╭──
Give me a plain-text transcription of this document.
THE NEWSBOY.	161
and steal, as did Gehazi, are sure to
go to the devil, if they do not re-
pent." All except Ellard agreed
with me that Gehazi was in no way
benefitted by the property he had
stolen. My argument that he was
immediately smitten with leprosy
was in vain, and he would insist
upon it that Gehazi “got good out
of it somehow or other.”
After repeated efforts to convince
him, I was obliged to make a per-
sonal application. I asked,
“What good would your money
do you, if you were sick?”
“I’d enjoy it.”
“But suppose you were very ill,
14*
╰──
Given request:
Word for word, write out all of the data above.

Solved exercise:
Give me a plain-text transcription of this document.
THE NEWSBOY.	161
and steal, as did Gehazi, are sure to
go to the devil, if they do not re-
pent." All except Ellard agreed
with me that Gehazi was in no way
benefitted by the property he had
stolen. My argument that he was
immediately smitten with leprosy
was in vain, and he would insist
upon it that Gehazi “got good out
of it somehow or other.”
After repeated efforts to convince
him, I was obliged to make a per-
sonal application. I asked,
“What good would your money
do you, if you were sick?”
“I’d enjoy it.”
“But suppose you were very ill,
14*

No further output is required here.